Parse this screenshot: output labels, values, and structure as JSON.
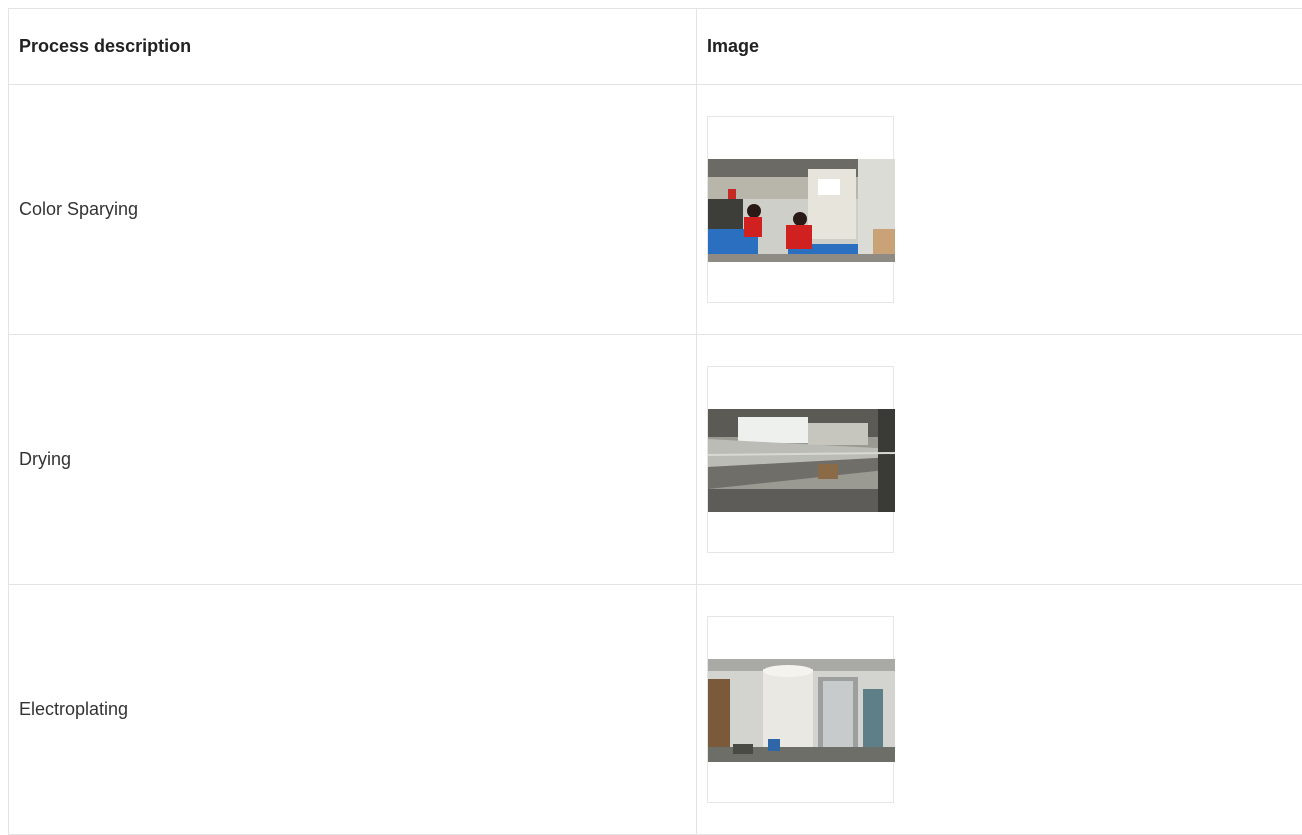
{
  "table": {
    "headers": {
      "description": "Process description",
      "image": "Image"
    },
    "rows": [
      {
        "description": "Color Sparying",
        "image_icon": "factory-spraying-photo"
      },
      {
        "description": "Drying",
        "image_icon": "factory-drying-line-photo"
      },
      {
        "description": "Electroplating",
        "image_icon": "electroplating-machine-photo"
      }
    ]
  }
}
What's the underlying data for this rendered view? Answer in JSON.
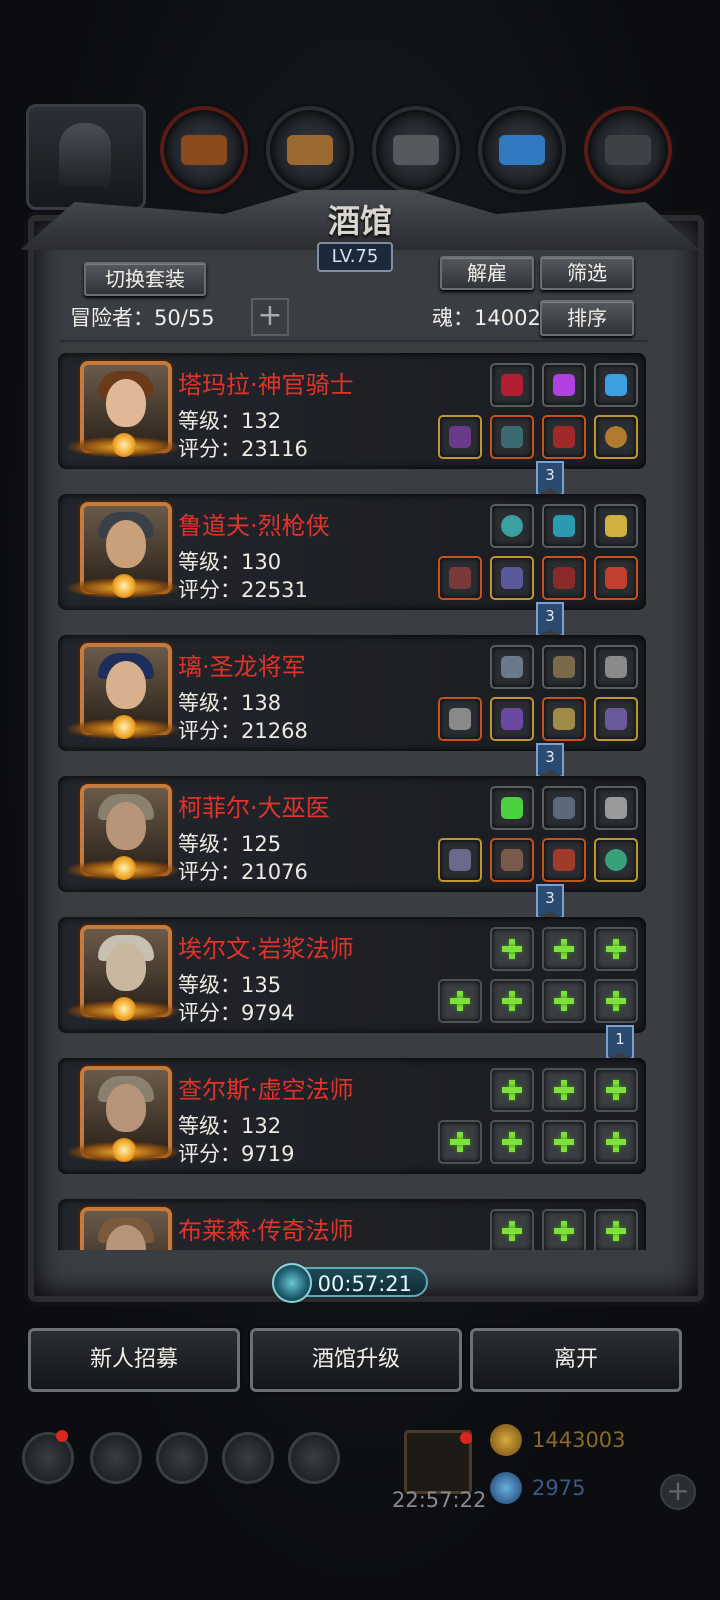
{
  "window": {
    "title": "酒馆",
    "level": "LV.75"
  },
  "toolbar": {
    "switch_outfit": "切换套装",
    "fire": "解雇",
    "filter": "筛选",
    "sort": "排序"
  },
  "stats": {
    "adventurers_label": "冒险者：50/55",
    "soul_label": "魂：14002"
  },
  "heroes": [
    {
      "name": "塔玛拉·神官骑士",
      "level": "等级：132",
      "score": "评分：23116",
      "badge": "3"
    },
    {
      "name": "鲁道夫·烈枪侠",
      "level": "等级：130",
      "score": "评分：22531",
      "badge": "3"
    },
    {
      "name": "璃·圣龙将军",
      "level": "等级：138",
      "score": "评分：21268",
      "badge": "3"
    },
    {
      "name": "柯菲尔·大巫医",
      "level": "等级：125",
      "score": "评分：21076",
      "badge": "3"
    },
    {
      "name": "埃尔文·岩浆法师",
      "level": "等级：135",
      "score": "评分：9794",
      "badge": "1"
    },
    {
      "name": "查尔斯·虚空法师",
      "level": "等级：132",
      "score": "评分：9719",
      "badge": ""
    },
    {
      "name": "布莱森·传奇法师",
      "level": "",
      "score": "",
      "badge": ""
    }
  ],
  "timer": {
    "value": "00:57:21"
  },
  "actions": {
    "recruit": "新人招募",
    "upgrade": "酒馆升级",
    "leave": "离开"
  },
  "bottom": {
    "gift_timer": "22:57:22",
    "gold": "1443003",
    "gems": "2975"
  },
  "colors": {
    "hero_name": "#e0342a",
    "accent_blue": "#7aa2d0",
    "plus_green": "#7ee03a"
  }
}
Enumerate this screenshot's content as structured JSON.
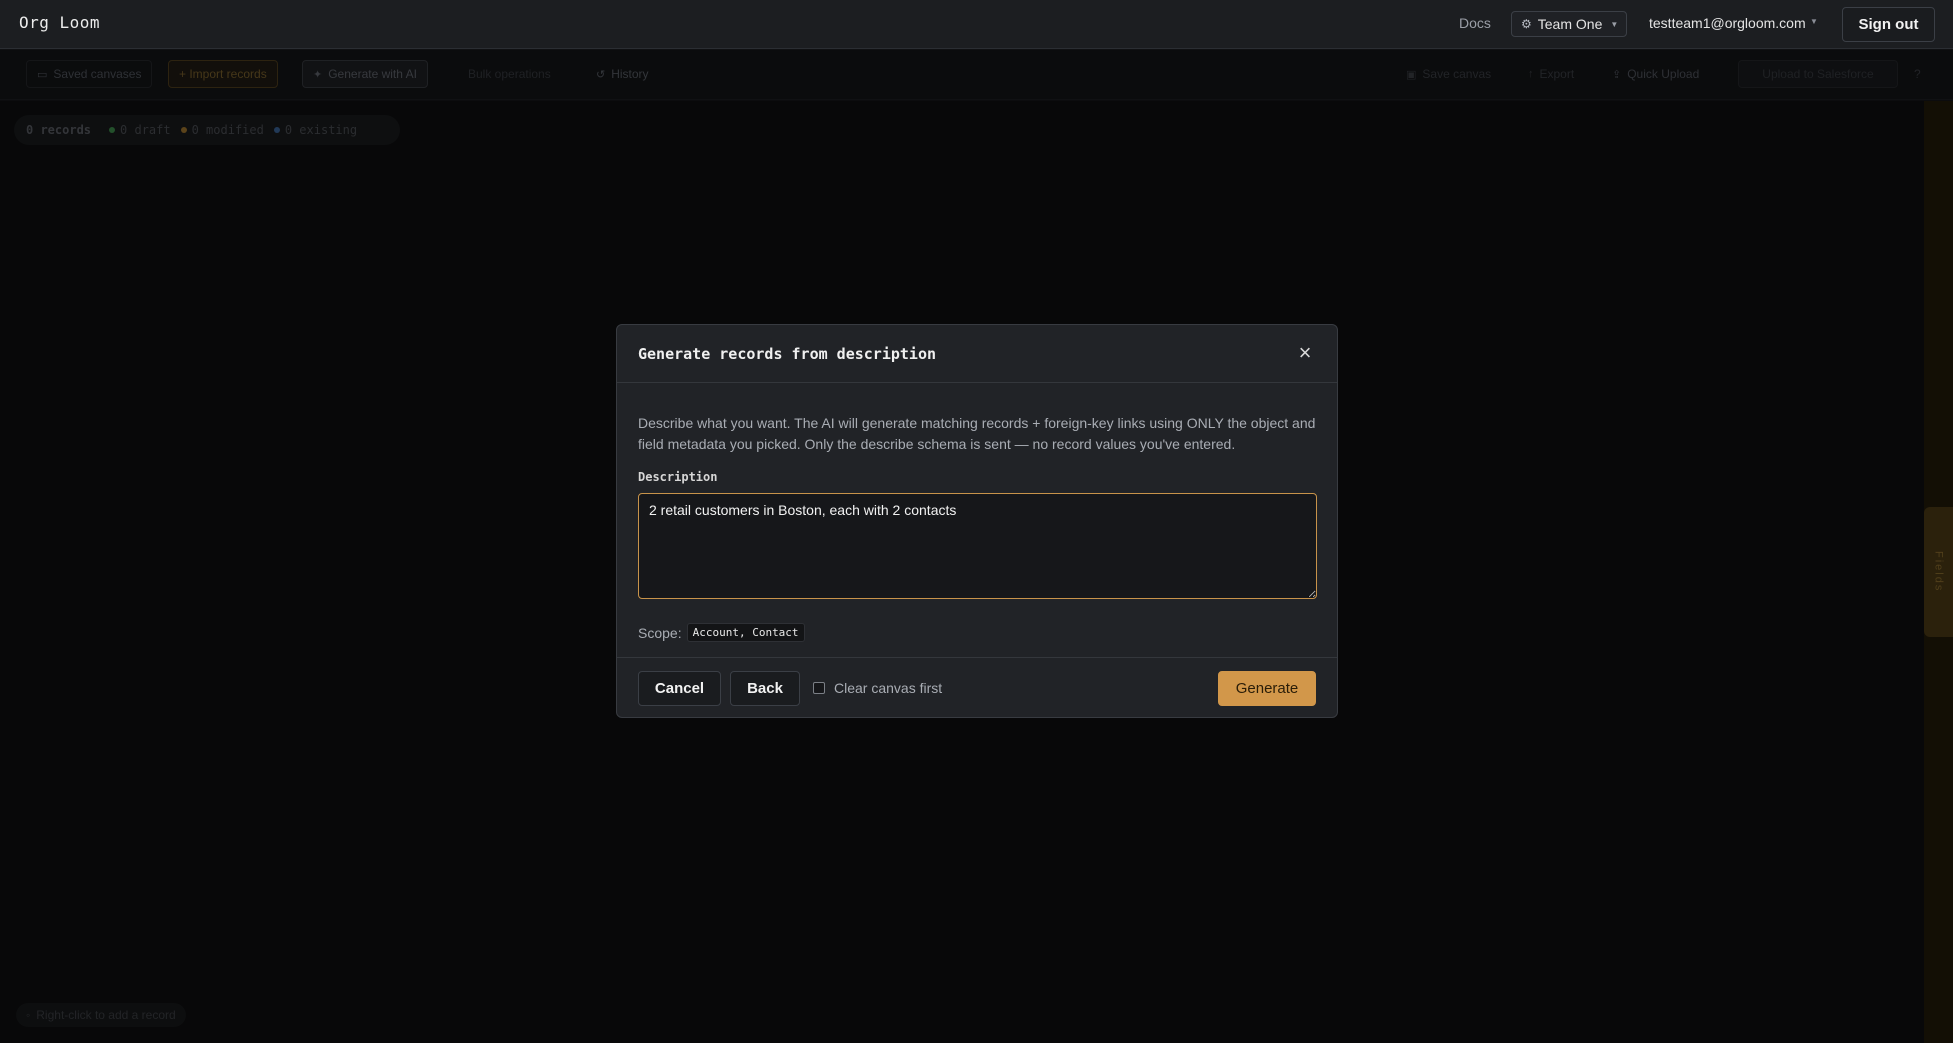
{
  "header": {
    "brand": "Org Loom",
    "docs_label": "Docs",
    "team_name": "Team One",
    "user_email": "testteam1@orgloom.com",
    "signout_label": "Sign out"
  },
  "toolbar": {
    "saved_canvases": "Saved canvases",
    "import_records": "+ Import records",
    "generate_ai": "Generate with AI",
    "bulk_operations": "Bulk operations",
    "history": "History",
    "save_canvas": "Save canvas",
    "export": "Export",
    "quick_upload": "Quick Upload",
    "upload_salesforce": "Upload to Salesforce",
    "help": "?"
  },
  "canvas": {
    "record_count": "0 records",
    "draft": "0 draft",
    "modified": "0 modified",
    "existing": "0 existing",
    "hint": "Right-click to add a record",
    "side_panel": "Fields"
  },
  "colors": {
    "accent": "#d2974a",
    "draft_dot": "#2f6b3a",
    "modified_dot": "#7a5a23",
    "existing_dot": "#2d4d75"
  },
  "modal": {
    "title": "Generate records from description",
    "description": "Describe what you want. The AI will generate matching records + foreign-key links using ONLY the object and field metadata you picked. Only the describe schema is sent — no record values you've entered.",
    "field_label": "Description",
    "textarea_value": "2 retail customers in Boston, each with 2 contacts",
    "scope_label": "Scope:",
    "scope_value": "Account, Contact",
    "cancel_label": "Cancel",
    "back_label": "Back",
    "clear_label": "Clear canvas first",
    "generate_label": "Generate"
  }
}
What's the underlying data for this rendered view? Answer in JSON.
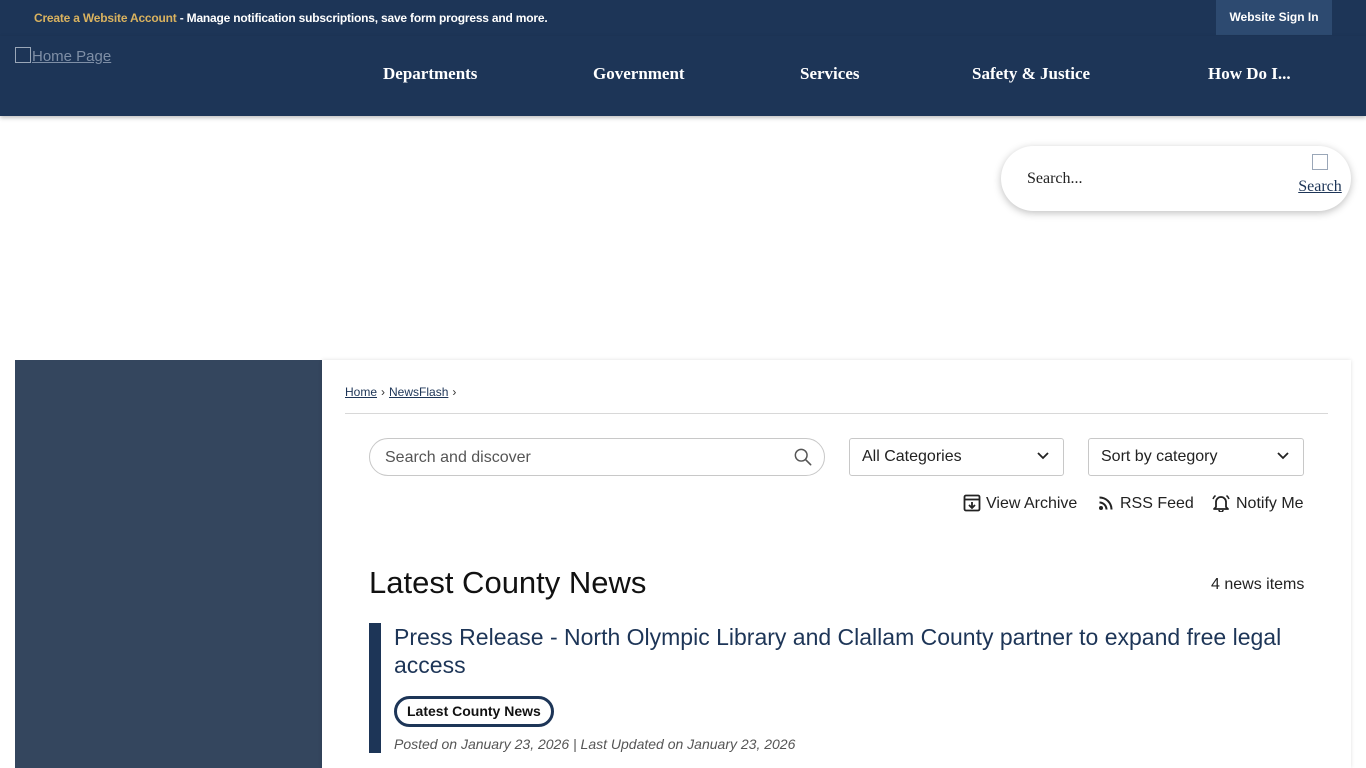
{
  "topbar": {
    "account_link": "Create a Website Account",
    "account_text": " - Manage notification subscriptions, save form progress and more.",
    "signin_label": "Website Sign In"
  },
  "header": {
    "logo_alt": "Home Page",
    "nav": [
      "Departments",
      "Government",
      "Services",
      "Safety & Justice",
      "How Do I..."
    ]
  },
  "site_search": {
    "placeholder": "Search...",
    "button_alt": "Search"
  },
  "breadcrumb": [
    "Home",
    "NewsFlash"
  ],
  "filters": {
    "search_placeholder": "Search and discover",
    "category_value": "All Categories",
    "sort_value": "Sort by category"
  },
  "actions": {
    "archive": "View Archive",
    "rss": "RSS Feed",
    "notify": "Notify Me"
  },
  "section": {
    "title": "Latest County News",
    "count": "4 news items"
  },
  "news": [
    {
      "title": "Press Release - North Olympic Library and Clallam County partner to expand free legal access",
      "tag": "Latest County News",
      "meta": "Posted on January 23, 2026 | Last Updated on January 23, 2026"
    }
  ]
}
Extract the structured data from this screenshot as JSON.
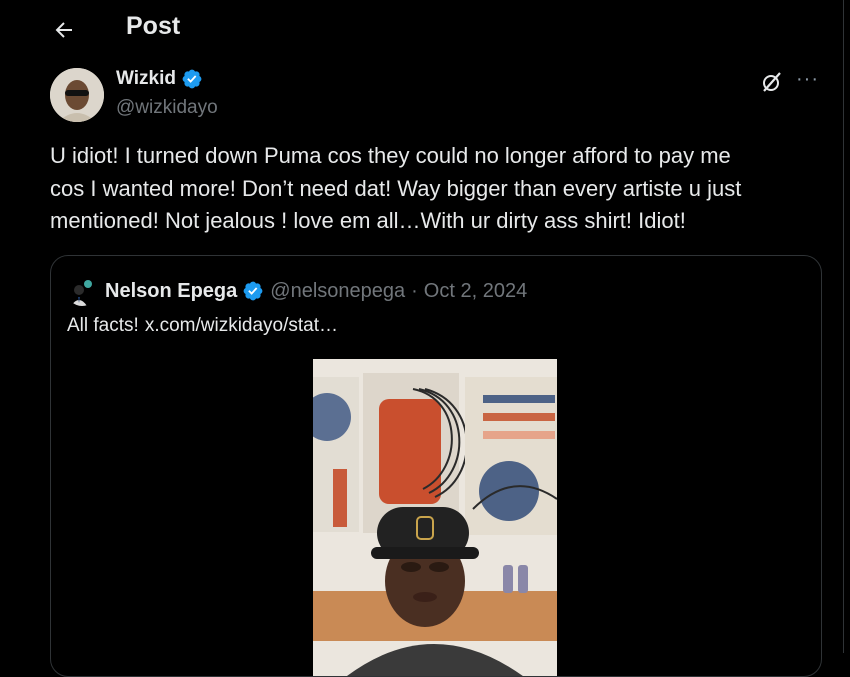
{
  "header": {
    "title": "Post"
  },
  "post": {
    "author_name": "Wizkid",
    "author_handle": "@wizkidayo",
    "text": "U idiot! I turned down Puma cos they could no longer afford to pay me\ncos I wanted more! Don’t need dat! Way bigger than every artiste u just\nmentioned! Not jealous ! love em all…With ur dirty ass shirt! Idiot!"
  },
  "quote": {
    "author_name": "Nelson Epega",
    "author_handle": "@nelsonepega",
    "separator": "·",
    "date": "Oct 2, 2024",
    "text": "All facts!",
    "link": "x.com/wizkidayo/stat…"
  },
  "icons": {
    "back": "arrow-left-icon",
    "verified": "verified-badge-icon",
    "grok": "grok-icon",
    "more": "more-icon"
  },
  "colors": {
    "background": "#000000",
    "text": "#e7e9ea",
    "secondary_text": "#71767b",
    "verified": "#1d9bf0",
    "border": "#2f3336"
  }
}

- [EXERCISE GOAL]: In the records above, find the line with "Extract the structured" and copy from it through the last line exactly, without the pictures.

- [EXPECTED OUTPUT]:
Extract the structured data from this screenshot as JSON.
{
  "header": {
    "title": "Post"
  },
  "post": {
    "author_name": "Wizkid",
    "author_handle": "@wizkidayo",
    "text": "U idiot! I turned down Puma cos they could no longer afford to pay me\ncos I wanted more! Don’t need dat! Way bigger than every artiste u just\nmentioned! Not jealous ! love em all…With ur dirty ass shirt! Idiot!"
  },
  "quote": {
    "author_name": "Nelson Epega",
    "author_handle": "@nelsonepega",
    "separator": "·",
    "date": "Oct 2, 2024",
    "text": "All facts!",
    "link": "x.com/wizkidayo/stat…"
  },
  "icons": {
    "back": "arrow-left-icon",
    "verified": "verified-badge-icon",
    "grok": "grok-icon",
    "more": "more-icon"
  },
  "colors": {
    "background": "#000000",
    "text": "#e7e9ea",
    "secondary_text": "#71767b",
    "verified": "#1d9bf0",
    "border": "#2f3336"
  }
}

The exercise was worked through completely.